Job. Find each line with the word "source" and copy it.

Start Available data

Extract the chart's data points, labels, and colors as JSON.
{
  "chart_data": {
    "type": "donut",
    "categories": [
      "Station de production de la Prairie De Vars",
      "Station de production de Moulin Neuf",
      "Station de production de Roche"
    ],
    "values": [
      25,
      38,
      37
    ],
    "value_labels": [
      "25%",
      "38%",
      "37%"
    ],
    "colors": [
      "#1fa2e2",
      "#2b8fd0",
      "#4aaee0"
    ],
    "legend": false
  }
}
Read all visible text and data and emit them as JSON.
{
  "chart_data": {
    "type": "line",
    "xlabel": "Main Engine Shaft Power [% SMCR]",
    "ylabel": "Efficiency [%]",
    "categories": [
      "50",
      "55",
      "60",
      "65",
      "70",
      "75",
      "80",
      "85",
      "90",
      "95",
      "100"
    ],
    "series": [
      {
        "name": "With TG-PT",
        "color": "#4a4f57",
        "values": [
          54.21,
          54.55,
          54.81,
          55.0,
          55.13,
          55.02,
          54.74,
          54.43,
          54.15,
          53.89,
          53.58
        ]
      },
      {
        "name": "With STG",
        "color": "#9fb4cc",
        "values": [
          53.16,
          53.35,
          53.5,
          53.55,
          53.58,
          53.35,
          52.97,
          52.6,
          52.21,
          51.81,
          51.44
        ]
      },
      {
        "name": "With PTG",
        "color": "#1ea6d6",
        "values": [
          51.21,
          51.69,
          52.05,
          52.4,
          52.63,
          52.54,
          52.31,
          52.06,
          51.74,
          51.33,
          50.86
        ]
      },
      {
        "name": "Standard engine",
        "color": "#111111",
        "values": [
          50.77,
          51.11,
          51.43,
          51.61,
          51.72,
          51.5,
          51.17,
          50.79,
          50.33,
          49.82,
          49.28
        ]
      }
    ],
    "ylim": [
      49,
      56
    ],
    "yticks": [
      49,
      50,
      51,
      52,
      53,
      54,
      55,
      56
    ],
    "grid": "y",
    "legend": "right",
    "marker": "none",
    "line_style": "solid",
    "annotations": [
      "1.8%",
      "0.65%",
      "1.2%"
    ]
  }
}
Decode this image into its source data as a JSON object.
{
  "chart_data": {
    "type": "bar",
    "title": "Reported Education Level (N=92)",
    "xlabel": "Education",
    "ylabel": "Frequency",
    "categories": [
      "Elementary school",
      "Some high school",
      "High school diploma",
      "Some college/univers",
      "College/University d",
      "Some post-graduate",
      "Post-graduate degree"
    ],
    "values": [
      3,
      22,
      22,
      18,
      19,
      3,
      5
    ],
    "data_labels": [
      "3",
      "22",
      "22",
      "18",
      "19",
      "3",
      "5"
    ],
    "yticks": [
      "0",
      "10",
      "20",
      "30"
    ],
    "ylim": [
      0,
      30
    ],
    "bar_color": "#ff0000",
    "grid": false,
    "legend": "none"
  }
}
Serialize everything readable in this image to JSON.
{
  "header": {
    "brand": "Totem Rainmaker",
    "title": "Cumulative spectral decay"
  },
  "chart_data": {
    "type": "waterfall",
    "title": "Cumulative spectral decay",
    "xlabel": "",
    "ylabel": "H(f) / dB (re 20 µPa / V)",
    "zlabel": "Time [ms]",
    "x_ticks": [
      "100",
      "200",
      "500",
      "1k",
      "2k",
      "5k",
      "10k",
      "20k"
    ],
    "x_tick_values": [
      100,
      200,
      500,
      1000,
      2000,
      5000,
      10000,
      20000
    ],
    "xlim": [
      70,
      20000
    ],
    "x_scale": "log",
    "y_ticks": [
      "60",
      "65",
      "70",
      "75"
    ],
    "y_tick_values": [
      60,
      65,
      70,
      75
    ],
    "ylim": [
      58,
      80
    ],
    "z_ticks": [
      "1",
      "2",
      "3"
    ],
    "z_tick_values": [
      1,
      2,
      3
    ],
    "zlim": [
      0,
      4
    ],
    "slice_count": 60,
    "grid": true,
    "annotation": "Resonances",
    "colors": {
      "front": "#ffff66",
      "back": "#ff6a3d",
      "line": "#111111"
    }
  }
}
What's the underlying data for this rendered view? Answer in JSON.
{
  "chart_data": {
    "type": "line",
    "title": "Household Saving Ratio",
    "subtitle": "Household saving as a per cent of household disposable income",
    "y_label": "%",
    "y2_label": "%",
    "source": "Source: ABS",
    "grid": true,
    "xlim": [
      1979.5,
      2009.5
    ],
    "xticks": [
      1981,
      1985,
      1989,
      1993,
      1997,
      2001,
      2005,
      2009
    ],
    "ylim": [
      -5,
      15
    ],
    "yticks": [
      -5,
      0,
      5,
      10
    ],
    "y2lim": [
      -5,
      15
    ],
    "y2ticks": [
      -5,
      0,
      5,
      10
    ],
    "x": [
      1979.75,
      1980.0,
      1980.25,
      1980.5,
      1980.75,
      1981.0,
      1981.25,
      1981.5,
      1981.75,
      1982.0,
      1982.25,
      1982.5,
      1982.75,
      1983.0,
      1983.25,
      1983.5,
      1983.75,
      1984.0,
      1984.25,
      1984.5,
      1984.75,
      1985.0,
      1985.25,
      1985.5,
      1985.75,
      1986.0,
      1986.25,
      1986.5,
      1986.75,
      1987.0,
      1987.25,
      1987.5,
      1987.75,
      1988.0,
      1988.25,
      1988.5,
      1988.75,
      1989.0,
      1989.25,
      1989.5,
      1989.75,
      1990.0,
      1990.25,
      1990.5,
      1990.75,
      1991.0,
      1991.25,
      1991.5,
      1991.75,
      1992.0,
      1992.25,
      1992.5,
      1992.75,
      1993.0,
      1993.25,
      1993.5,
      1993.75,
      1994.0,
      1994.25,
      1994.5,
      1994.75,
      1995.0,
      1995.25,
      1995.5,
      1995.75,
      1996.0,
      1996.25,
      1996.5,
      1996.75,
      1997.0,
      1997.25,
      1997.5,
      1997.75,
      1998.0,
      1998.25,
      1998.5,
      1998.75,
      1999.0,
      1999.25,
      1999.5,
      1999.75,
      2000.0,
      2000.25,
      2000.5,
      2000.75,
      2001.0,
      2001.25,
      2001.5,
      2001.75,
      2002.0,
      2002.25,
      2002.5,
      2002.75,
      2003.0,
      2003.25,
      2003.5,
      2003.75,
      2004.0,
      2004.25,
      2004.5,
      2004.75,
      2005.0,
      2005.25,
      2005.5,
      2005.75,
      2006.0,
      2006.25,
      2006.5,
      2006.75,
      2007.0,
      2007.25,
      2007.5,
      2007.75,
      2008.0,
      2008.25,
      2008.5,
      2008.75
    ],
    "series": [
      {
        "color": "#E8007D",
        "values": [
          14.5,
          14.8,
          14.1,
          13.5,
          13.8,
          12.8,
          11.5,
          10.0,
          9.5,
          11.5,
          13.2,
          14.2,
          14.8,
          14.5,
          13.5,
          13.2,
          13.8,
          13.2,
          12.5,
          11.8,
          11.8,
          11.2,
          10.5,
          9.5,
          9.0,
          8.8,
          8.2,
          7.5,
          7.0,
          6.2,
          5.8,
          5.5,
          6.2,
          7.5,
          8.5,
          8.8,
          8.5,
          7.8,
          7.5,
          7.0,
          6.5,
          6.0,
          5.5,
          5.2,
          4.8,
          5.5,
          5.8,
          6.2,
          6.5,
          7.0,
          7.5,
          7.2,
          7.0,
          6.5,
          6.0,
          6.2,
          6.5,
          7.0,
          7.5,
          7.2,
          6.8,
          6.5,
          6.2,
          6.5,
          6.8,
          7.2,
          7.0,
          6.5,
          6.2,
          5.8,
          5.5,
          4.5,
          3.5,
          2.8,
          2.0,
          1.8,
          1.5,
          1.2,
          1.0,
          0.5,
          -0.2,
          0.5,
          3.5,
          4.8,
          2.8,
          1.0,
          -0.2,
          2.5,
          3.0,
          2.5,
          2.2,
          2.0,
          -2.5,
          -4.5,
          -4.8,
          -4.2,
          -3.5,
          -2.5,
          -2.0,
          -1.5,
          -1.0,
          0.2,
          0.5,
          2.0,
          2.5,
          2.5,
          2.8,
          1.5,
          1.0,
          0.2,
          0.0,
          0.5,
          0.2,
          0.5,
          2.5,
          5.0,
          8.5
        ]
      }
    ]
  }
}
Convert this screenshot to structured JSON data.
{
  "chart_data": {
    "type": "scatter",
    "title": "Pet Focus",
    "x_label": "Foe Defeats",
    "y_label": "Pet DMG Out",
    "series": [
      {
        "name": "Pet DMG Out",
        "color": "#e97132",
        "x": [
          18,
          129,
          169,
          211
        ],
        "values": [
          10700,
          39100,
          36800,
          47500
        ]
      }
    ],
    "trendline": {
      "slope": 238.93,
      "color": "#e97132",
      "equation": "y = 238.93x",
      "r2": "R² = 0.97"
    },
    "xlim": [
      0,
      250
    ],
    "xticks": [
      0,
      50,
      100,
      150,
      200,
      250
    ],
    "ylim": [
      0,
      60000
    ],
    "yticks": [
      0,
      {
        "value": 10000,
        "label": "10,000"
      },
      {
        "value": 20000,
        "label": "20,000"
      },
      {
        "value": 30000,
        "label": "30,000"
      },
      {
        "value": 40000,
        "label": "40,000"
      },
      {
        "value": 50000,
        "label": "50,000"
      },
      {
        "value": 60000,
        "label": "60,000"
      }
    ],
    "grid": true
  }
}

End Available data

Result of this task.
Decode this image into its source data as a JSON object.
    "source": "Source: ABS",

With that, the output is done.